> INFORMATION SHOWN:
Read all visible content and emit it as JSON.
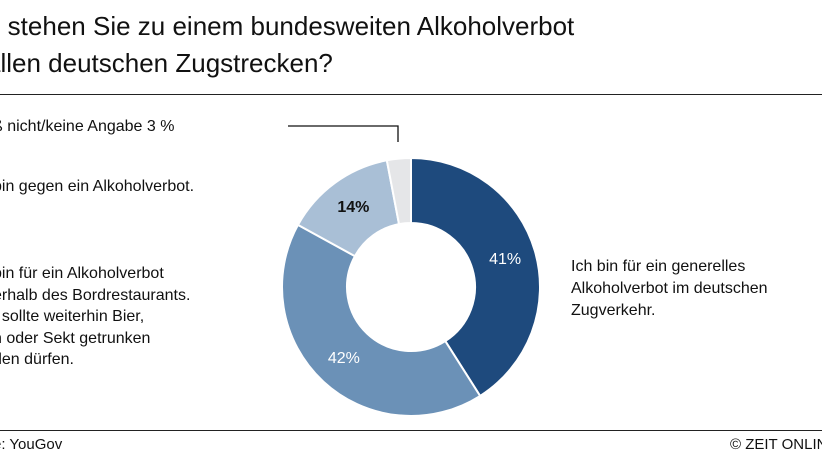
{
  "chart_data": {
    "type": "pie",
    "donut": true,
    "title_lines": [
      "e stehen Sie zu einem bundesweiten Alkoholverbot",
      "allen deutschen Zugstrecken?"
    ],
    "slices": [
      {
        "value": 41,
        "data_label": "41%",
        "color": "#1e4a7d",
        "label_color": "#ffffff",
        "category_lines": [
          "Ich bin für ein generelles",
          "Alkoholverbot im deutschen",
          "Zugverkehr."
        ]
      },
      {
        "value": 42,
        "data_label": "42%",
        "color": "#6b91b7",
        "label_color": "#ffffff",
        "category_lines": [
          "bin für ein Alkoholverbot",
          "erhalb des Bordrestaurants.",
          "t sollte weiterhin Bier,",
          "n oder Sekt getrunken",
          "den dürfen."
        ]
      },
      {
        "value": 14,
        "data_label": "14%",
        "color": "#a9bfd6",
        "label_color": "#111111",
        "category_lines": [
          "bin gegen ein Alkoholverbot."
        ]
      },
      {
        "value": 3,
        "data_label": "",
        "color": "#e5e6e8",
        "label_color": "#111111",
        "category_lines": [
          "ß nicht/keine Angabe 3 %"
        ]
      }
    ]
  },
  "footer": {
    "source": "e: YouGov",
    "credit": "© ZEIT ONLINE"
  }
}
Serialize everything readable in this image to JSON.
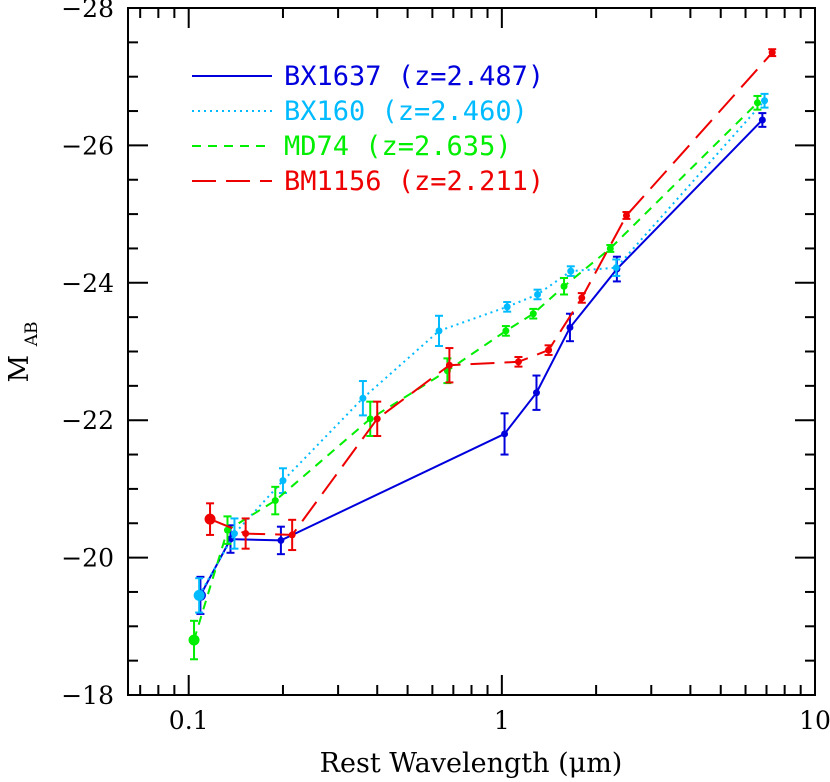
{
  "chart_data": {
    "type": "line",
    "title": "",
    "xlabel": "Rest Wavelength (μm)",
    "ylabel": "M",
    "ylabel_subscript": "AB",
    "x_scale": "log",
    "xlim": [
      0.064,
      10
    ],
    "ylim": [
      -28,
      -18
    ],
    "y_inverted": true,
    "x_tick_labels": [
      "0.1",
      "1",
      "10"
    ],
    "y_tick_labels": [
      "−28",
      "−26",
      "−24",
      "−22",
      "−20",
      "−18"
    ],
    "legend_position": "top-left",
    "grid": false,
    "series": [
      {
        "name": "BX1637 (z=2.487)",
        "color": "#0000dd",
        "line_style": "solid",
        "points": [
          {
            "x": 0.109,
            "y": -19.45,
            "err": 0.27
          },
          {
            "x": 0.136,
            "y": -20.27,
            "err": 0.2
          },
          {
            "x": 0.197,
            "y": -20.25,
            "err": 0.2
          },
          {
            "x": 1.02,
            "y": -21.8,
            "err": 0.3
          },
          {
            "x": 1.29,
            "y": -22.4,
            "err": 0.25
          },
          {
            "x": 1.65,
            "y": -23.35,
            "err": 0.2
          },
          {
            "x": 2.33,
            "y": -24.2,
            "err": 0.18
          },
          {
            "x": 6.79,
            "y": -26.37,
            "err": 0.1
          }
        ]
      },
      {
        "name": "BX160 (z=2.460)",
        "color": "#00bbff",
        "line_style": "dotted",
        "points": [
          {
            "x": 0.108,
            "y": -19.45,
            "err": 0.25
          },
          {
            "x": 0.14,
            "y": -20.35,
            "err": 0.22
          },
          {
            "x": 0.2,
            "y": -21.12,
            "err": 0.18
          },
          {
            "x": 0.36,
            "y": -22.32,
            "err": 0.25
          },
          {
            "x": 0.63,
            "y": -23.3,
            "err": 0.22
          },
          {
            "x": 1.04,
            "y": -23.65,
            "err": 0.07
          },
          {
            "x": 1.3,
            "y": -23.83,
            "err": 0.07
          },
          {
            "x": 1.66,
            "y": -24.17,
            "err": 0.07
          },
          {
            "x": 2.32,
            "y": -24.22,
            "err": 0.12
          },
          {
            "x": 6.9,
            "y": -26.65,
            "err": 0.1
          }
        ]
      },
      {
        "name": "MD74 (z=2.635)",
        "color": "#00ee00",
        "line_style": "dashed",
        "points": [
          {
            "x": 0.104,
            "y": -18.8,
            "err": 0.28
          },
          {
            "x": 0.133,
            "y": -20.4,
            "err": 0.2
          },
          {
            "x": 0.189,
            "y": -20.83,
            "err": 0.2
          },
          {
            "x": 0.38,
            "y": -22.02,
            "err": 0.25
          },
          {
            "x": 0.67,
            "y": -22.72,
            "err": 0.18
          },
          {
            "x": 1.03,
            "y": -23.3,
            "err": 0.07
          },
          {
            "x": 1.26,
            "y": -23.55,
            "err": 0.07
          },
          {
            "x": 1.58,
            "y": -23.95,
            "err": 0.12
          },
          {
            "x": 2.22,
            "y": -24.5,
            "err": 0.05
          },
          {
            "x": 6.55,
            "y": -26.62,
            "err": 0.1
          }
        ]
      },
      {
        "name": "BM1156 (z=2.211)",
        "color": "#ee0000",
        "line_style": "long-dashed",
        "points": [
          {
            "x": 0.117,
            "y": -20.56,
            "err": 0.23
          },
          {
            "x": 0.152,
            "y": -20.35,
            "err": 0.22
          },
          {
            "x": 0.214,
            "y": -20.33,
            "err": 0.22
          },
          {
            "x": 0.4,
            "y": -22.02,
            "err": 0.25
          },
          {
            "x": 0.68,
            "y": -22.8,
            "err": 0.25
          },
          {
            "x": 1.13,
            "y": -22.85,
            "err": 0.07
          },
          {
            "x": 1.41,
            "y": -23.02,
            "err": 0.07
          },
          {
            "x": 1.8,
            "y": -23.78,
            "err": 0.07
          },
          {
            "x": 2.5,
            "y": -24.98,
            "err": 0.05
          },
          {
            "x": 7.3,
            "y": -27.35,
            "err": 0.05
          }
        ]
      }
    ]
  }
}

> SET TASK: All records should be output exactly, with the pictures left out.

> EXERCISE SOLUTION:
Read all visible content and emit it as JSON.
{
  "chart_data": {
    "type": "pie",
    "donut": true,
    "title_lines": [
      "e stehen Sie zu einem bundesweiten Alkoholverbot",
      "allen deutschen Zugstrecken?"
    ],
    "slices": [
      {
        "value": 41,
        "data_label": "41%",
        "color": "#1e4a7d",
        "label_color": "#ffffff",
        "category_lines": [
          "Ich bin für ein generelles",
          "Alkoholverbot im deutschen",
          "Zugverkehr."
        ]
      },
      {
        "value": 42,
        "data_label": "42%",
        "color": "#6b91b7",
        "label_color": "#ffffff",
        "category_lines": [
          "bin für ein Alkoholverbot",
          "erhalb des Bordrestaurants.",
          "t sollte weiterhin Bier,",
          "n oder Sekt getrunken",
          "den dürfen."
        ]
      },
      {
        "value": 14,
        "data_label": "14%",
        "color": "#a9bfd6",
        "label_color": "#111111",
        "category_lines": [
          "bin gegen ein Alkoholverbot."
        ]
      },
      {
        "value": 3,
        "data_label": "",
        "color": "#e5e6e8",
        "label_color": "#111111",
        "category_lines": [
          "ß nicht/keine Angabe 3 %"
        ]
      }
    ]
  },
  "footer": {
    "source": "e: YouGov",
    "credit": "© ZEIT ONLINE"
  }
}
Serialize everything readable in this image to JSON.
{
  "chart_data": {
    "type": "line",
    "title": "",
    "xlabel": "Rest Wavelength (μm)",
    "ylabel": "M",
    "ylabel_subscript": "AB",
    "x_scale": "log",
    "xlim": [
      0.064,
      10
    ],
    "ylim": [
      -28,
      -18
    ],
    "y_inverted": true,
    "x_tick_labels": [
      "0.1",
      "1",
      "10"
    ],
    "y_tick_labels": [
      "−28",
      "−26",
      "−24",
      "−22",
      "−20",
      "−18"
    ],
    "legend_position": "top-left",
    "grid": false,
    "series": [
      {
        "name": "BX1637 (z=2.487)",
        "color": "#0000dd",
        "line_style": "solid",
        "points": [
          {
            "x": 0.109,
            "y": -19.45,
            "err": 0.27
          },
          {
            "x": 0.136,
            "y": -20.27,
            "err": 0.2
          },
          {
            "x": 0.197,
            "y": -20.25,
            "err": 0.2
          },
          {
            "x": 1.02,
            "y": -21.8,
            "err": 0.3
          },
          {
            "x": 1.29,
            "y": -22.4,
            "err": 0.25
          },
          {
            "x": 1.65,
            "y": -23.35,
            "err": 0.2
          },
          {
            "x": 2.33,
            "y": -24.2,
            "err": 0.18
          },
          {
            "x": 6.79,
            "y": -26.37,
            "err": 0.1
          }
        ]
      },
      {
        "name": "BX160 (z=2.460)",
        "color": "#00bbff",
        "line_style": "dotted",
        "points": [
          {
            "x": 0.108,
            "y": -19.45,
            "err": 0.25
          },
          {
            "x": 0.14,
            "y": -20.35,
            "err": 0.22
          },
          {
            "x": 0.2,
            "y": -21.12,
            "err": 0.18
          },
          {
            "x": 0.36,
            "y": -22.32,
            "err": 0.25
          },
          {
            "x": 0.63,
            "y": -23.3,
            "err": 0.22
          },
          {
            "x": 1.04,
            "y": -23.65,
            "err": 0.07
          },
          {
            "x": 1.3,
            "y": -23.83,
            "err": 0.07
          },
          {
            "x": 1.66,
            "y": -24.17,
            "err": 0.07
          },
          {
            "x": 2.32,
            "y": -24.22,
            "err": 0.12
          },
          {
            "x": 6.9,
            "y": -26.65,
            "err": 0.1
          }
        ]
      },
      {
        "name": "MD74 (z=2.635)",
        "color": "#00ee00",
        "line_style": "dashed",
        "points": [
          {
            "x": 0.104,
            "y": -18.8,
            "err": 0.28
          },
          {
            "x": 0.133,
            "y": -20.4,
            "err": 0.2
          },
          {
            "x": 0.189,
            "y": -20.83,
            "err": 0.2
          },
          {
            "x": 0.38,
            "y": -22.02,
            "err": 0.25
          },
          {
            "x": 0.67,
            "y": -22.72,
            "err": 0.18
          },
          {
            "x": 1.03,
            "y": -23.3,
            "err": 0.07
          },
          {
            "x": 1.26,
            "y": -23.55,
            "err": 0.07
          },
          {
            "x": 1.58,
            "y": -23.95,
            "err": 0.12
          },
          {
            "x": 2.22,
            "y": -24.5,
            "err": 0.05
          },
          {
            "x": 6.55,
            "y": -26.62,
            "err": 0.1
          }
        ]
      },
      {
        "name": "BM1156 (z=2.211)",
        "color": "#ee0000",
        "line_style": "long-dashed",
        "points": [
          {
            "x": 0.117,
            "y": -20.56,
            "err": 0.23
          },
          {
            "x": 0.152,
            "y": -20.35,
            "err": 0.22
          },
          {
            "x": 0.214,
            "y": -20.33,
            "err": 0.22
          },
          {
            "x": 0.4,
            "y": -22.02,
            "err": 0.25
          },
          {
            "x": 0.68,
            "y": -22.8,
            "err": 0.25
          },
          {
            "x": 1.13,
            "y": -22.85,
            "err": 0.07
          },
          {
            "x": 1.41,
            "y": -23.02,
            "err": 0.07
          },
          {
            "x": 1.8,
            "y": -23.78,
            "err": 0.07
          },
          {
            "x": 2.5,
            "y": -24.98,
            "err": 0.05
          },
          {
            "x": 7.3,
            "y": -27.35,
            "err": 0.05
          }
        ]
      }
    ]
  }
}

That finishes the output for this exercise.